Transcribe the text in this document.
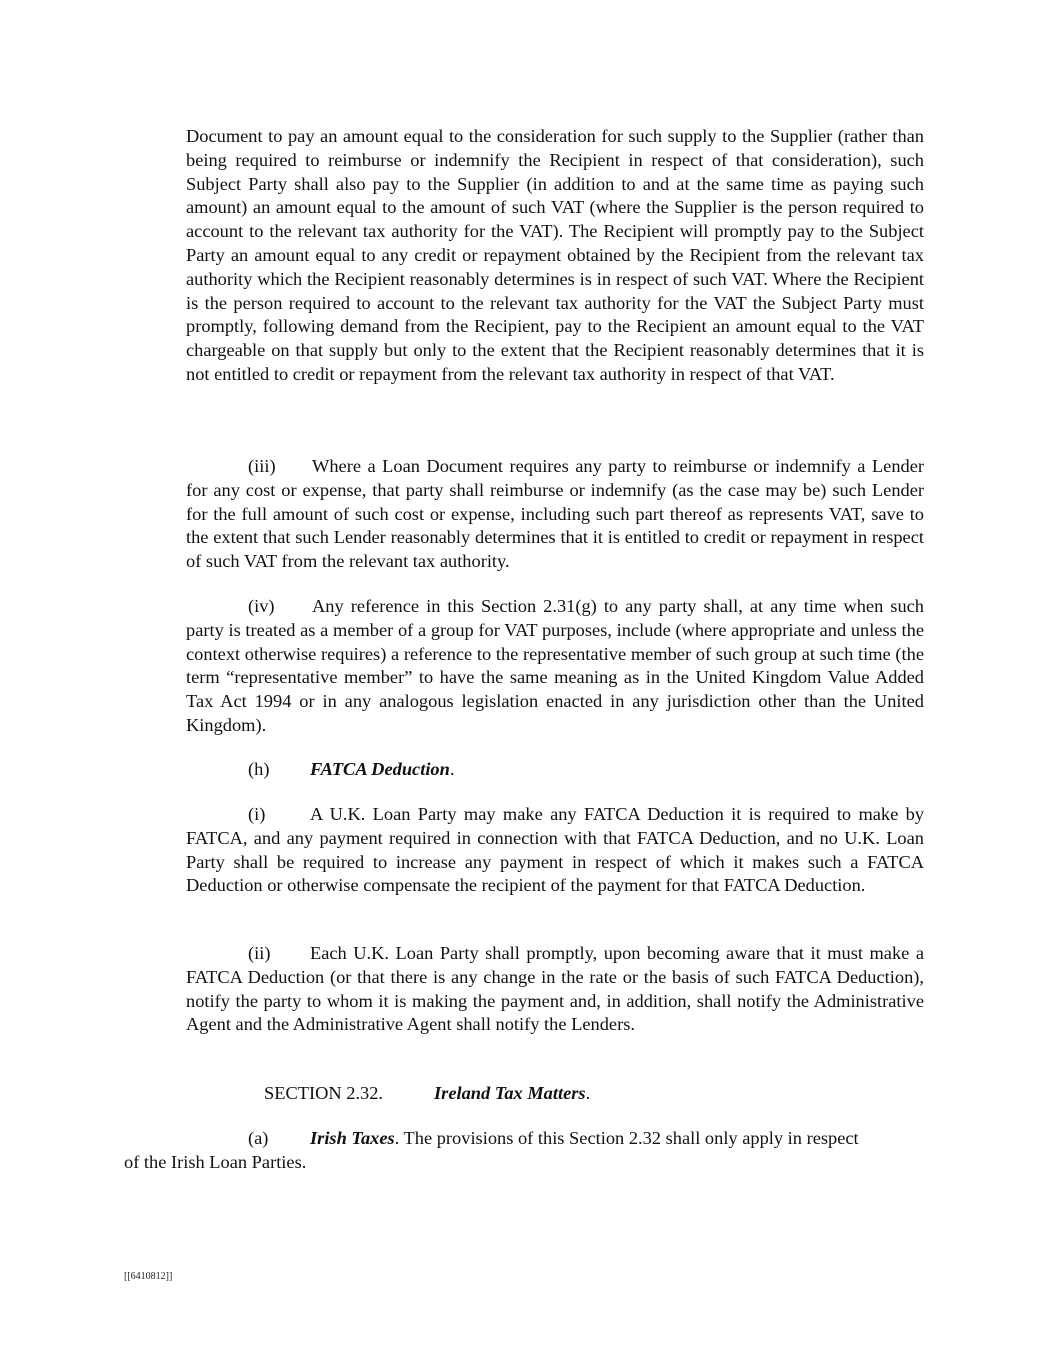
Document to pay an amount equal to the consideration for such supply to the Supplier (rather than being required to reimburse or indemnify the Recipient in respect of that consideration), such Subject Party shall also pay to the Supplier (in addition to and at the same time as paying such amount) an amount equal to the amount of such VAT (where the Supplier is the person required to account to the relevant tax authority for the VAT). The Recipient will promptly pay to the Subject Party an amount equal to any credit or repayment obtained by the Recipient from the relevant tax authority which the Recipient reasonably determines is in respect of such VAT. Where the Recipient is the person required to account to the relevant tax authority for the VAT the Subject Party must promptly, following demand from the Recipient, pay to the Recipient an amount equal to the VAT chargeable on that supply but only to the extent that the Recipient reasonably determines that it is not entitled to credit or repayment from the relevant tax authority in respect of that VAT.
(iii) Where a Loan Document requires any party to reimburse or indemnify a Lender for any cost or expense, that party shall reimburse or indemnify (as the case may be) such Lender for the full amount of such cost or expense, including such part thereof as represents VAT, save to the extent that such Lender reasonably determines that it is entitled to credit or repayment in respect of such VAT from the relevant tax authority.
(iv) Any reference in this Section 2.31(g) to any party shall, at any time when such party is treated as a member of a group for VAT purposes, include (where appropriate and unless the context otherwise requires) a reference to the representative member of such group at such time (the term “representative member” to have the same meaning as in the United Kingdom Value Added Tax Act 1994 or in any analogous legislation enacted in any jurisdiction other than the United Kingdom).
(h) FATCA Deduction.
(i) A U.K. Loan Party may make any FATCA Deduction it is required to make by FATCA, and any payment required in connection with that FATCA Deduction, and no U.K. Loan Party shall be required to increase any payment in respect of which it makes such a FATCA Deduction or otherwise compensate the recipient of the payment for that FATCA Deduction.
(ii) Each U.K. Loan Party shall promptly, upon becoming aware that it must make a FATCA Deduction (or that there is any change in the rate or the basis of such FATCA Deduction), notify the party to whom it is making the payment and, in addition, shall notify the Administrative Agent and the Administrative Agent shall notify the Lenders.
SECTION 2.32.	Ireland Tax Matters.
(a) Irish Taxes. The provisions of this Section 2.32 shall only apply in respect
of the Irish Loan Parties.
[[6410812]]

··········

What to work on
Repeat the entries exactly. Pictures are excluded from the copy.

Solution
Transcribe the text in this document.
Document to pay an amount equal to the consideration for such supply to the Supplier (rather than being required to reimburse or indemnify the Recipient in respect of that consideration), such Subject Party shall also pay to the Supplier (in addition to and at the same time as paying such amount) an amount equal to the amount of such VAT (where the Supplier is the person required to account to the relevant tax authority for the VAT). The Recipient will promptly pay to the Subject Party an amount equal to any credit or repayment obtained by the Recipient from the relevant tax authority which the Recipient reasonably determines is in respect of such VAT. Where the Recipient is the person required to account to the relevant tax authority for the VAT the Subject Party must promptly, following demand from the Recipient, pay to the Recipient an amount equal to the VAT chargeable on that supply but only to the extent that the Recipient reasonably determines that it is not entitled to credit or repayment from the relevant tax authority in respect of that VAT.
(iii) Where a Loan Document requires any party to reimburse or indemnify a Lender for any cost or expense, that party shall reimburse or indemnify (as the case may be) such Lender for the full amount of such cost or expense, including such part thereof as represents VAT, save to the extent that such Lender reasonably determines that it is entitled to credit or repayment in respect of such VAT from the relevant tax authority.
(iv) Any reference in this Section 2.31(g) to any party shall, at any time when such party is treated as a member of a group for VAT purposes, include (where appropriate and unless the context otherwise requires) a reference to the representative member of such group at such time (the term “representative member” to have the same meaning as in the United Kingdom Value Added Tax Act 1994 or in any analogous legislation enacted in any jurisdiction other than the United Kingdom).
(h) FATCA Deduction.
(i) A U.K. Loan Party may make any FATCA Deduction it is required to make by FATCA, and any payment required in connection with that FATCA Deduction, and no U.K. Loan Party shall be required to increase any payment in respect of which it makes such a FATCA Deduction or otherwise compensate the recipient of the payment for that FATCA Deduction.
(ii) Each U.K. Loan Party shall promptly, upon becoming aware that it must make a FATCA Deduction (or that there is any change in the rate or the basis of such FATCA Deduction), notify the party to whom it is making the payment and, in addition, shall notify the Administrative Agent and the Administrative Agent shall notify the Lenders.
SECTION 2.32.	Ireland Tax Matters.
(a) Irish Taxes. The provisions of this Section 2.32 shall only apply in respect
of the Irish Loan Parties.
[[6410812]]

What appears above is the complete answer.